__Your task__
Search the listing below for "Skala". Copy each matching line.

__Records to use__
============
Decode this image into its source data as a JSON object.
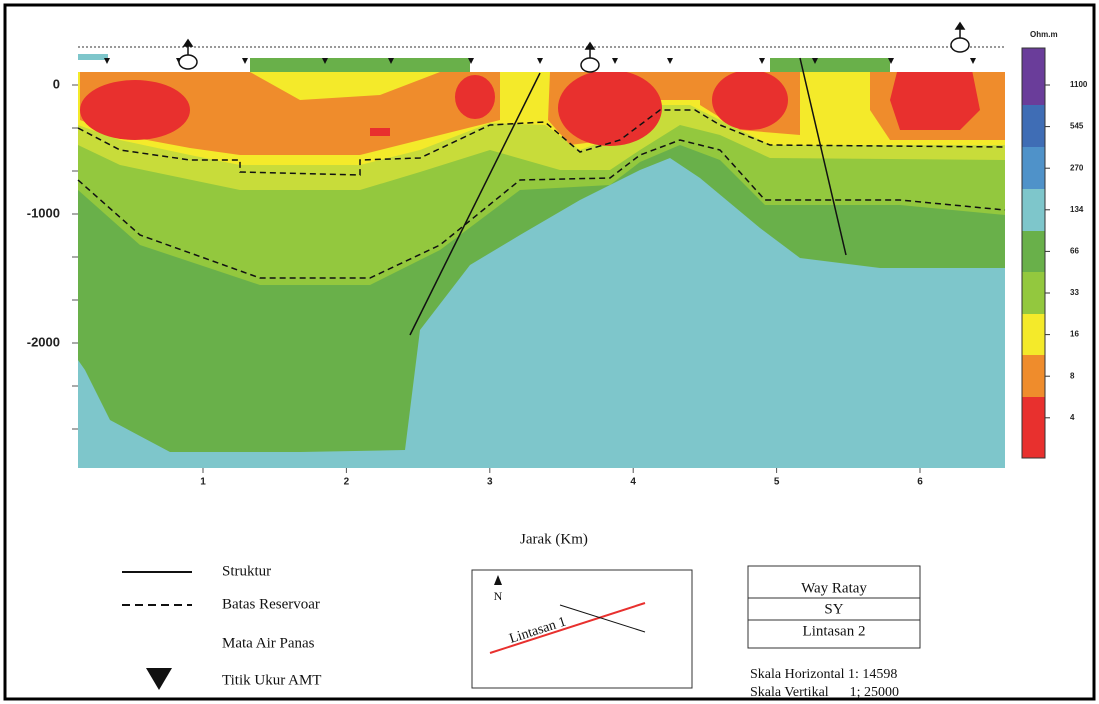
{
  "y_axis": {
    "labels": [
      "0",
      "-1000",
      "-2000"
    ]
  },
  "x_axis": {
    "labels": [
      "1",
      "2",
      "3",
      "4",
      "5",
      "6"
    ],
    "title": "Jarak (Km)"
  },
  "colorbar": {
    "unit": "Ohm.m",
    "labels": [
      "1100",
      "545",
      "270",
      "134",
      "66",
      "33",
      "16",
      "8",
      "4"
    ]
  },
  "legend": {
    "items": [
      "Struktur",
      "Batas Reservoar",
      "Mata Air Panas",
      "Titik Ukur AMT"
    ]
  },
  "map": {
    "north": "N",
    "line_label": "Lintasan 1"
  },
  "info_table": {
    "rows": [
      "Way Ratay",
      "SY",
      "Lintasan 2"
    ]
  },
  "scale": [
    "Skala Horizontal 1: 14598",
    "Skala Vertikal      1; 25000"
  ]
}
============
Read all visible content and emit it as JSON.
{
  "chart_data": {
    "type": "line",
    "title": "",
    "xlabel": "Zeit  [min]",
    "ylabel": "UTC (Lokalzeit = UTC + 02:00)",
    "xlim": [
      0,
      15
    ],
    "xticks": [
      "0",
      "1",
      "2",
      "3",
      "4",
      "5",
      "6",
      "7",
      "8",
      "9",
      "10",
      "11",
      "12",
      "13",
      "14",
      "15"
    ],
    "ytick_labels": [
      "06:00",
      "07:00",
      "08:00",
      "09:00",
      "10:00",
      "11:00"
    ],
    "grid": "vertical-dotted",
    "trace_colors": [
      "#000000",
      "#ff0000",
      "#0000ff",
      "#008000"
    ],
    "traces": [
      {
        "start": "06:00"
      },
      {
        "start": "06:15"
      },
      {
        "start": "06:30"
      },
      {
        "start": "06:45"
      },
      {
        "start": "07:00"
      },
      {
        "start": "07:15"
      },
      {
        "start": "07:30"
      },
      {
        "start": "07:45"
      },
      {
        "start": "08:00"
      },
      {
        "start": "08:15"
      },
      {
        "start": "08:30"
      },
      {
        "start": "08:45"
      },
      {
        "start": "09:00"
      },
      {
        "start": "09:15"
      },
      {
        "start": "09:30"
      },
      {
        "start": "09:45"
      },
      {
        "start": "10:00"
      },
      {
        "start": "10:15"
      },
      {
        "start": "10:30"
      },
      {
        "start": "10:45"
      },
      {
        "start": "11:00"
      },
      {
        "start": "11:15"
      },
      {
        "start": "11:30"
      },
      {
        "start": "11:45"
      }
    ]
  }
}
============
__Answer for this exercise__
    "Skala Horizontal 1: 14598",
    "Skala Vertikal      1; 25000"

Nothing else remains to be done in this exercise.